#### Prompt
Each line of the listing must be transcribed exactly, except for the images, which should be excluded.

• • • • •

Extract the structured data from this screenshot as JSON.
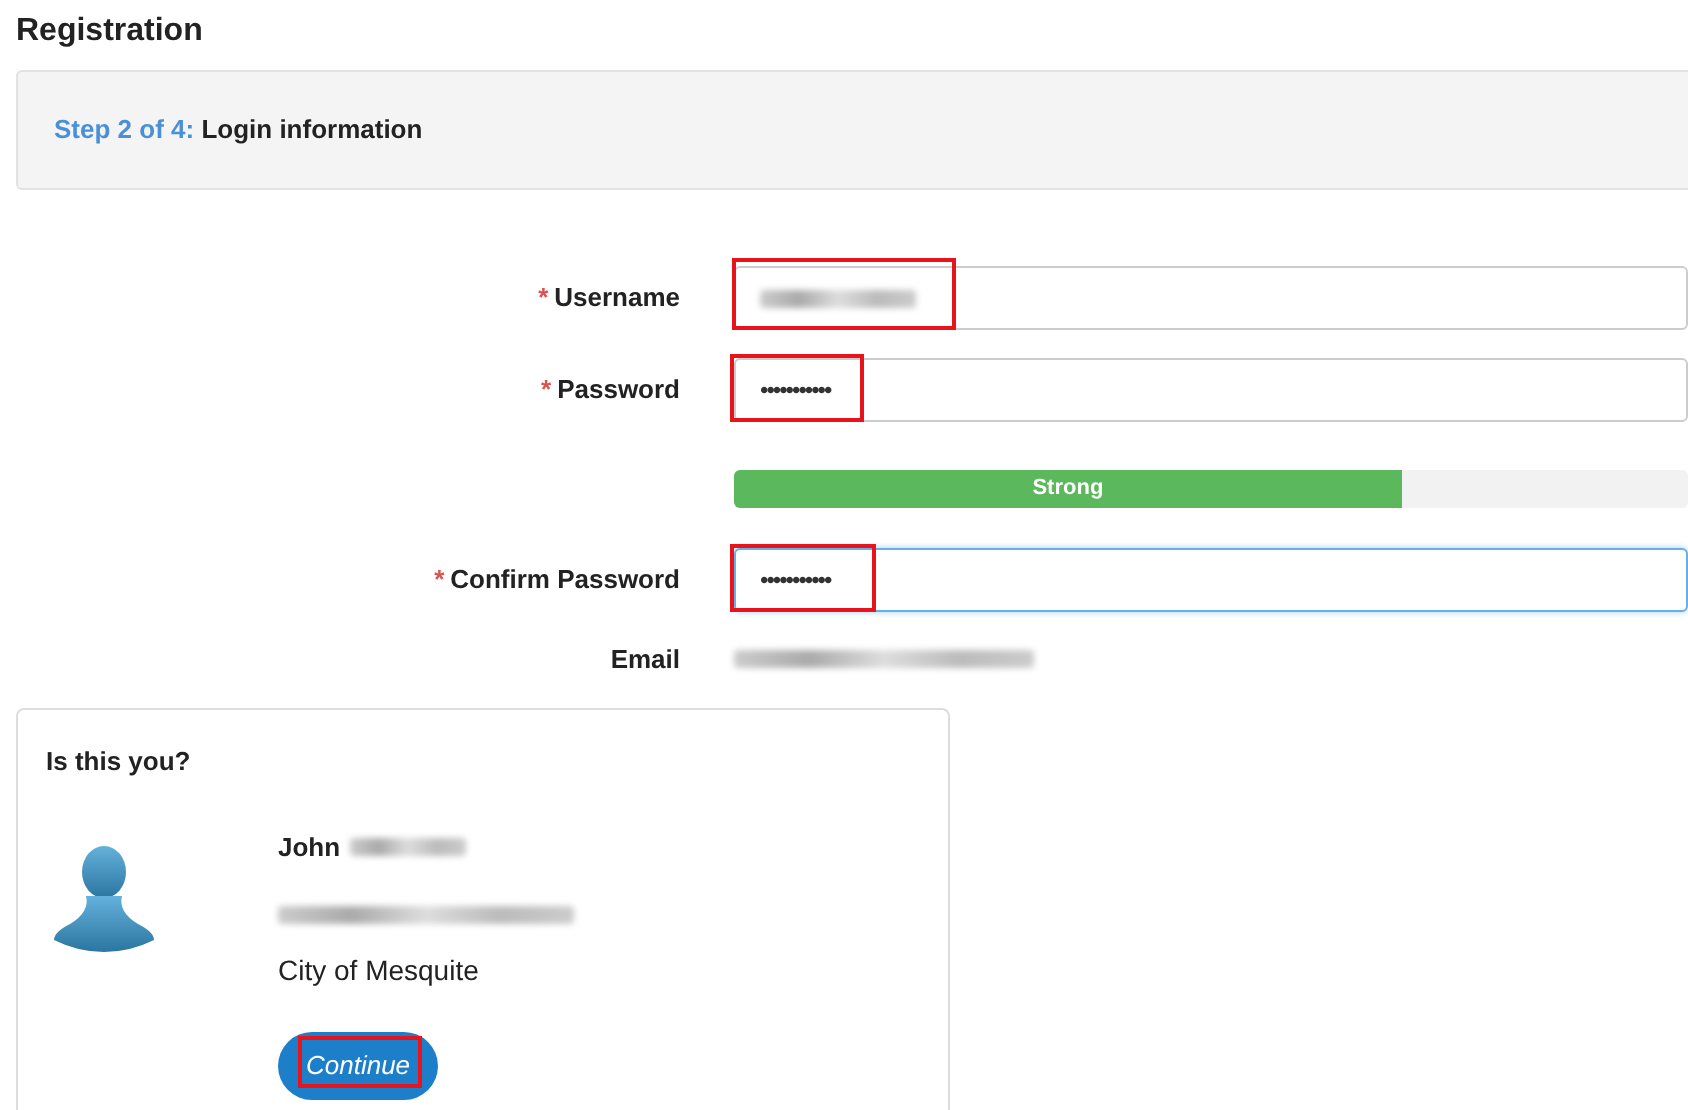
{
  "page_title": "Registration",
  "step": {
    "prefix": "Step 2 of 4:",
    "title": "Login information"
  },
  "fields": [
    {
      "kind": "input",
      "label": "Username",
      "required_marker": "*",
      "redacted": true,
      "focused": false,
      "highlighted": true
    },
    {
      "kind": "input",
      "label": "Password",
      "required_marker": "*",
      "value": "•••••••••••",
      "focused": false,
      "highlighted": true
    },
    {
      "kind": "meter",
      "label_text": "Strong",
      "level": 0.7
    },
    {
      "kind": "input",
      "label": "Confirm Password",
      "required_marker": "*",
      "value": "•••••••••••",
      "focused": true,
      "highlighted": true
    },
    {
      "kind": "static",
      "label": "Email",
      "redacted": true
    }
  ],
  "match_card": {
    "title": "Is this you?",
    "first_name": "John",
    "surname_redacted": true,
    "email_redacted": true,
    "organization": "City of Mesquite",
    "button": {
      "label": "Continue",
      "highlighted": true
    }
  }
}
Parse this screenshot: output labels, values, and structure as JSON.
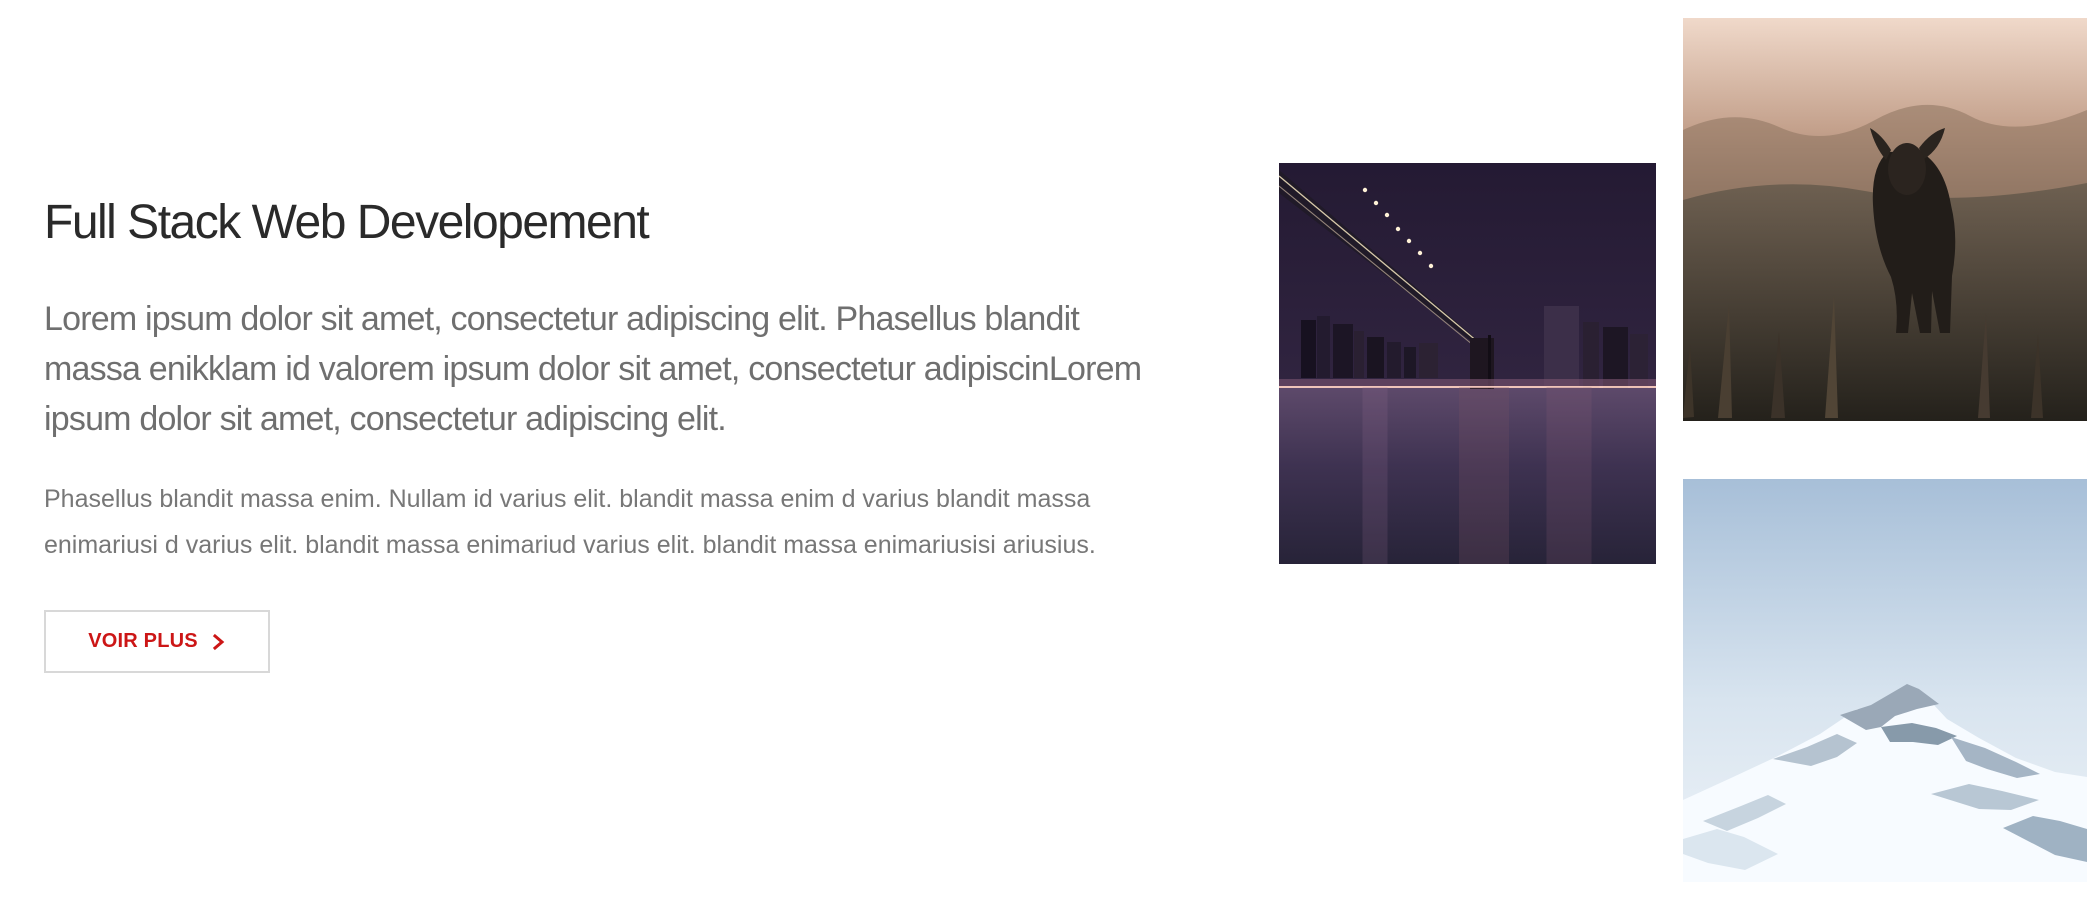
{
  "hero": {
    "title": "Full Stack Web Developement",
    "lead": "Lorem ipsum dolor sit amet, consectetur adipiscing elit. Phasellus blandit massa enikklam id valorem ipsum dolor sit amet, consectetur adipiscinLorem ipsum dolor sit amet, consectetur adipiscing elit.",
    "body": "Phasellus blandit massa enim. Nullam id varius elit. blandit massa enim d varius blandit massa enimariusi d varius elit. blandit massa enimariud varius elit. blandit massa enimariusisi ariusius.",
    "cta_label": "VOIR PLUS",
    "cta_icon": "chevron-right-icon"
  },
  "colors": {
    "accent": "#cc1616",
    "title": "#2a2a2a",
    "text": "#6f6f6f",
    "border": "#d8d8d8",
    "background": "#ffffff"
  },
  "gallery": {
    "images": [
      {
        "name": "city-bridge-night"
      },
      {
        "name": "deer-in-field"
      },
      {
        "name": "snowy-mountain"
      }
    ]
  }
}
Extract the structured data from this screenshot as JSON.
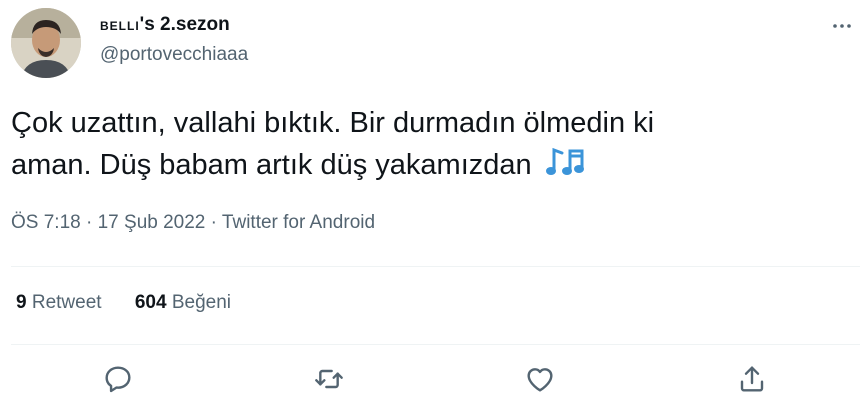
{
  "author": {
    "display_name_prefix": "belli",
    "display_name_suffix": "'s 2.sezon",
    "handle": "@portovecchiaaa"
  },
  "tweet": {
    "line1": "Çok uzattın, vallahi bıktık. Bir durmadın ölmedin ki",
    "line2": "aman. Düş babam artık düş yakamızdan",
    "emoji_icon": "musical-notes-icon",
    "time": "ÖS 7:18",
    "sep1": " · ",
    "date": "17 Şub 2022",
    "sep2": " · ",
    "source": "Twitter for Android"
  },
  "stats": {
    "retweet_count": "9",
    "retweet_label": "Retweet",
    "like_count": "604",
    "like_label": "Beğeni"
  },
  "actions": [
    "reply-icon",
    "retweet-icon",
    "like-icon",
    "share-icon"
  ],
  "colors": {
    "text": "#0f1419",
    "secondary": "#536471",
    "divider": "#eff3f4",
    "emoji": "#3b94d9"
  }
}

• • • • •

#### Right answer
Extract the structured data from this screenshot as JSON.
{
  "page_title": "Registration",
  "step": {
    "prefix": "Step 2 of 4:",
    "title": "Login information"
  },
  "fields": [
    {
      "kind": "input",
      "label": "Username",
      "required_marker": "*",
      "redacted": true,
      "focused": false,
      "highlighted": true
    },
    {
      "kind": "input",
      "label": "Password",
      "required_marker": "*",
      "value": "•••••••••••",
      "focused": false,
      "highlighted": true
    },
    {
      "kind": "meter",
      "label_text": "Strong",
      "level": 0.7
    },
    {
      "kind": "input",
      "label": "Confirm Password",
      "required_marker": "*",
      "value": "•••••••••••",
      "focused": true,
      "highlighted": true
    },
    {
      "kind": "static",
      "label": "Email",
      "redacted": true
    }
  ],
  "match_card": {
    "title": "Is this you?",
    "first_name": "John",
    "surname_redacted": true,
    "email_redacted": true,
    "organization": "City of Mesquite",
    "button": {
      "label": "Continue",
      "highlighted": true
    }
  }
}
Parse this screenshot: output labels, values, and structure as JSON.
{
  "hero": {
    "title": "Full Stack Web Developement",
    "lead": "Lorem ipsum dolor sit amet, consectetur adipiscing elit. Phasellus blandit massa enikklam id valorem ipsum dolor sit amet, consectetur adipiscinLorem ipsum dolor sit amet, consectetur adipiscing elit.",
    "body": "Phasellus blandit massa enim. Nullam id varius elit. blandit massa enim d varius blandit massa enimariusi d varius elit. blandit massa enimariud varius elit. blandit massa enimariusisi ariusius.",
    "cta_label": "VOIR PLUS",
    "cta_icon": "chevron-right-icon"
  },
  "colors": {
    "accent": "#cc1616",
    "title": "#2a2a2a",
    "text": "#6f6f6f",
    "border": "#d8d8d8",
    "background": "#ffffff"
  },
  "gallery": {
    "images": [
      {
        "name": "city-bridge-night"
      },
      {
        "name": "deer-in-field"
      },
      {
        "name": "snowy-mountain"
      }
    ]
  }
}
Extract the structured data from this screenshot as JSON.
{
  "author": {
    "display_name_prefix": "belli",
    "display_name_suffix": "'s 2.sezon",
    "handle": "@portovecchiaaa"
  },
  "tweet": {
    "line1": "Çok uzattın, vallahi bıktık. Bir durmadın ölmedin ki",
    "line2": "aman. Düş babam artık düş yakamızdan",
    "emoji_icon": "musical-notes-icon",
    "time": "ÖS 7:18",
    "sep1": " · ",
    "date": "17 Şub 2022",
    "sep2": " · ",
    "source": "Twitter for Android"
  },
  "stats": {
    "retweet_count": "9",
    "retweet_label": "Retweet",
    "like_count": "604",
    "like_label": "Beğeni"
  },
  "actions": [
    "reply-icon",
    "retweet-icon",
    "like-icon",
    "share-icon"
  ],
  "colors": {
    "text": "#0f1419",
    "secondary": "#536471",
    "divider": "#eff3f4",
    "emoji": "#3b94d9"
  }
}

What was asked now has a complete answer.